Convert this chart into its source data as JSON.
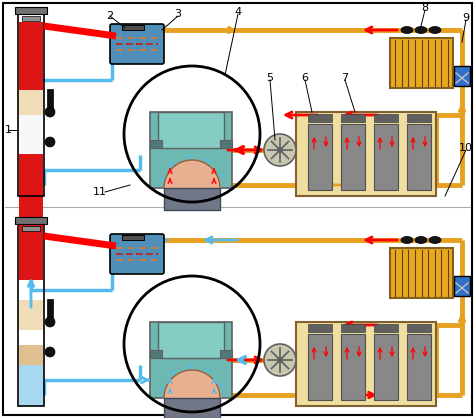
{
  "bg_color": "#ffffff",
  "border_color": "#000000",
  "RED": "#ff0000",
  "BLUE": "#55bbee",
  "ORANGE": "#e8a020",
  "TEAL": "#6db8b0",
  "TEAL2": "#85ccc4",
  "BEIGE": "#f0dea0",
  "GRAY": "#909090",
  "DGRAY": "#606060",
  "BLK": "#000000",
  "tube_red": "#dd1515",
  "tube_beige": "#f0ddb8",
  "tube_white": "#f8f8f8",
  "tube_blue": "#a8d8f0",
  "tank_blue": "#5090b8",
  "piston_peach": "#e8b090",
  "radiator_orange": "#e8a820",
  "valve_blue": "#3070c8",
  "fan_gray": "#c8c8b0"
}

☆ ☆ ☆ ☆ ☆ ☆ ☆

▶ **WRITTEN INSTRUCTION**:
Quote the data exactly, leaving every image out of the copy.

▶ **SOLUTION BELOW**:
Convert this chart into its source data as JSON.
{
  "bg_color": "#ffffff",
  "border_color": "#000000",
  "RED": "#ff0000",
  "BLUE": "#55bbee",
  "ORANGE": "#e8a020",
  "TEAL": "#6db8b0",
  "TEAL2": "#85ccc4",
  "BEIGE": "#f0dea0",
  "GRAY": "#909090",
  "DGRAY": "#606060",
  "BLK": "#000000",
  "tube_red": "#dd1515",
  "tube_beige": "#f0ddb8",
  "tube_white": "#f8f8f8",
  "tube_blue": "#a8d8f0",
  "tank_blue": "#5090b8",
  "piston_peach": "#e8b090",
  "radiator_orange": "#e8a820",
  "valve_blue": "#3070c8",
  "fan_gray": "#c8c8b0"
}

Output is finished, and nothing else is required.